— start of Records to use —

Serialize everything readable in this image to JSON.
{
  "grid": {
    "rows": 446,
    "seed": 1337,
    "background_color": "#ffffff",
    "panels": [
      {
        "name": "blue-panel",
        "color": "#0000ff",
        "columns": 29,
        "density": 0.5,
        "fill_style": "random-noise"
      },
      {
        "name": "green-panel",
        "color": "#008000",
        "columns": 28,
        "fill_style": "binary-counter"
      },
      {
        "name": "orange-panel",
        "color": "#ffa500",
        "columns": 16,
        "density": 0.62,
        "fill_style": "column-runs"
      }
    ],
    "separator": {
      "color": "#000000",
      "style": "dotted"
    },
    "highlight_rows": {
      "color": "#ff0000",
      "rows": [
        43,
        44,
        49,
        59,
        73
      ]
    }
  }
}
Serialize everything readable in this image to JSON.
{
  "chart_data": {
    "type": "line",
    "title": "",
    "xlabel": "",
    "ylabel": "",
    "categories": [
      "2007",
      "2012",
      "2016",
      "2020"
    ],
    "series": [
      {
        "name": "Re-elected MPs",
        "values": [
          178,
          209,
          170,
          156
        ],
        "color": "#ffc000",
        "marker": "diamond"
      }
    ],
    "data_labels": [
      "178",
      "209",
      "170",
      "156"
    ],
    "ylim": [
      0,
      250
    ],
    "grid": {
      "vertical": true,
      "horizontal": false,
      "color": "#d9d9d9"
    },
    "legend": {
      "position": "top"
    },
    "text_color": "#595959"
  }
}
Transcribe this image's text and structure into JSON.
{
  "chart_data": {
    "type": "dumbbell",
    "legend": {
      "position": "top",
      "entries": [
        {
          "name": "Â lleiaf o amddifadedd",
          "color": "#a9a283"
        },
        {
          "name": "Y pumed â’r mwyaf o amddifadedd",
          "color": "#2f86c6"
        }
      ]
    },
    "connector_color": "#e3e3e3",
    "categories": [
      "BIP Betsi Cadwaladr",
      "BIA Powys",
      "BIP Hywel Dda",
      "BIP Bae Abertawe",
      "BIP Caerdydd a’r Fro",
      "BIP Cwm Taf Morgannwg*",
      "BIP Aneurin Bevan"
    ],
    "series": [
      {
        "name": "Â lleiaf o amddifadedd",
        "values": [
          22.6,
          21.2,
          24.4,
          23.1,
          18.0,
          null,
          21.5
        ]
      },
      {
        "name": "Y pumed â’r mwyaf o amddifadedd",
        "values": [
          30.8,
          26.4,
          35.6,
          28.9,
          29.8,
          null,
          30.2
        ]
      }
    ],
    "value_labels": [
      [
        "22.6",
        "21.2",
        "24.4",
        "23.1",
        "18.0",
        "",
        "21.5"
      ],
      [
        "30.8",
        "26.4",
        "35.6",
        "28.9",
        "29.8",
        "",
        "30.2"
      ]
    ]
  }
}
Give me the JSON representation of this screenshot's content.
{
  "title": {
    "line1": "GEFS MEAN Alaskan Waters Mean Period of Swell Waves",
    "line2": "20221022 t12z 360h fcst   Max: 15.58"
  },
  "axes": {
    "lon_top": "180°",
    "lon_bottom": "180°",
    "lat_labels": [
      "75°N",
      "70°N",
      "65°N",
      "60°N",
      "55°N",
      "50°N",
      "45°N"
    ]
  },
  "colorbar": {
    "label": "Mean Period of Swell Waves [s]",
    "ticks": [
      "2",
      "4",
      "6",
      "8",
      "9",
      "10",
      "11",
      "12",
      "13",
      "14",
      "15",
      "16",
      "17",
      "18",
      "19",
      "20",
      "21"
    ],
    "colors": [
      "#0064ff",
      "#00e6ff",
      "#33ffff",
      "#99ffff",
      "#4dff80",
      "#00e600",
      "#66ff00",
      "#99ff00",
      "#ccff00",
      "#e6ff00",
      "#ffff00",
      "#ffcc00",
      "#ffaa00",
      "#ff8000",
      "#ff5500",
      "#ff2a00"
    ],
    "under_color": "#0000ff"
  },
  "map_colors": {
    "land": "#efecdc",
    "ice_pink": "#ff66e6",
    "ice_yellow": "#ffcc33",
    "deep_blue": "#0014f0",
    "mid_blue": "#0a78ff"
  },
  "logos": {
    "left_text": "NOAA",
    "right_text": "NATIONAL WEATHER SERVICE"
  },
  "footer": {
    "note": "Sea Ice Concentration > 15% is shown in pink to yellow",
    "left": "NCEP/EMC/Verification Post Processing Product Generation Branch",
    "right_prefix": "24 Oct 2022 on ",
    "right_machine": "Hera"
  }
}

— end of Records to use —

• The problem:
Set all of the entries down again, exactly as they were given.

• Response:
Serialize everything readable in this image to JSON.
{
  "grid": {
    "rows": 446,
    "seed": 1337,
    "background_color": "#ffffff",
    "panels": [
      {
        "name": "blue-panel",
        "color": "#0000ff",
        "columns": 29,
        "density": 0.5,
        "fill_style": "random-noise"
      },
      {
        "name": "green-panel",
        "color": "#008000",
        "columns": 28,
        "fill_style": "binary-counter"
      },
      {
        "name": "orange-panel",
        "color": "#ffa500",
        "columns": 16,
        "density": 0.62,
        "fill_style": "column-runs"
      }
    ],
    "separator": {
      "color": "#000000",
      "style": "dotted"
    },
    "highlight_rows": {
      "color": "#ff0000",
      "rows": [
        43,
        44,
        49,
        59,
        73
      ]
    }
  }
}
Serialize everything readable in this image to JSON.
{
  "chart_data": {
    "type": "line",
    "title": "",
    "xlabel": "",
    "ylabel": "",
    "categories": [
      "2007",
      "2012",
      "2016",
      "2020"
    ],
    "series": [
      {
        "name": "Re-elected MPs",
        "values": [
          178,
          209,
          170,
          156
        ],
        "color": "#ffc000",
        "marker": "diamond"
      }
    ],
    "data_labels": [
      "178",
      "209",
      "170",
      "156"
    ],
    "ylim": [
      0,
      250
    ],
    "grid": {
      "vertical": true,
      "horizontal": false,
      "color": "#d9d9d9"
    },
    "legend": {
      "position": "top"
    },
    "text_color": "#595959"
  }
}
Transcribe this image's text and structure into JSON.
{
  "chart_data": {
    "type": "dumbbell",
    "legend": {
      "position": "top",
      "entries": [
        {
          "name": "Â lleiaf o amddifadedd",
          "color": "#a9a283"
        },
        {
          "name": "Y pumed â’r mwyaf o amddifadedd",
          "color": "#2f86c6"
        }
      ]
    },
    "connector_color": "#e3e3e3",
    "categories": [
      "BIP Betsi Cadwaladr",
      "BIA Powys",
      "BIP Hywel Dda",
      "BIP Bae Abertawe",
      "BIP Caerdydd a’r Fro",
      "BIP Cwm Taf Morgannwg*",
      "BIP Aneurin Bevan"
    ],
    "series": [
      {
        "name": "Â lleiaf o amddifadedd",
        "values": [
          22.6,
          21.2,
          24.4,
          23.1,
          18.0,
          null,
          21.5
        ]
      },
      {
        "name": "Y pumed â’r mwyaf o amddifadedd",
        "values": [
          30.8,
          26.4,
          35.6,
          28.9,
          29.8,
          null,
          30.2
        ]
      }
    ],
    "value_labels": [
      [
        "22.6",
        "21.2",
        "24.4",
        "23.1",
        "18.0",
        "",
        "21.5"
      ],
      [
        "30.8",
        "26.4",
        "35.6",
        "28.9",
        "29.8",
        "",
        "30.2"
      ]
    ]
  }
}
Give me the JSON representation of this screenshot's content.
{
  "title": {
    "line1": "GEFS MEAN Alaskan Waters Mean Period of Swell Waves",
    "line2": "20221022 t12z 360h fcst   Max: 15.58"
  },
  "axes": {
    "lon_top": "180°",
    "lon_bottom": "180°",
    "lat_labels": [
      "75°N",
      "70°N",
      "65°N",
      "60°N",
      "55°N",
      "50°N",
      "45°N"
    ]
  },
  "colorbar": {
    "label": "Mean Period of Swell Waves [s]",
    "ticks": [
      "2",
      "4",
      "6",
      "8",
      "9",
      "10",
      "11",
      "12",
      "13",
      "14",
      "15",
      "16",
      "17",
      "18",
      "19",
      "20",
      "21"
    ],
    "colors": [
      "#0064ff",
      "#00e6ff",
      "#33ffff",
      "#99ffff",
      "#4dff80",
      "#00e600",
      "#66ff00",
      "#99ff00",
      "#ccff00",
      "#e6ff00",
      "#ffff00",
      "#ffcc00",
      "#ffaa00",
      "#ff8000",
      "#ff5500",
      "#ff2a00"
    ],
    "under_color": "#0000ff"
  },
  "map_colors": {
    "land": "#efecdc",
    "ice_pink": "#ff66e6",
    "ice_yellow": "#ffcc33",
    "deep_blue": "#0014f0",
    "mid_blue": "#0a78ff"
  },
  "logos": {
    "left_text": "NOAA",
    "right_text": "NATIONAL WEATHER SERVICE"
  },
  "footer": {
    "note": "Sea Ice Concentration > 15% is shown in pink to yellow",
    "left": "NCEP/EMC/Verification Post Processing Product Generation Branch",
    "right_prefix": "24 Oct 2022 on ",
    "right_machine": "Hera"
  }
}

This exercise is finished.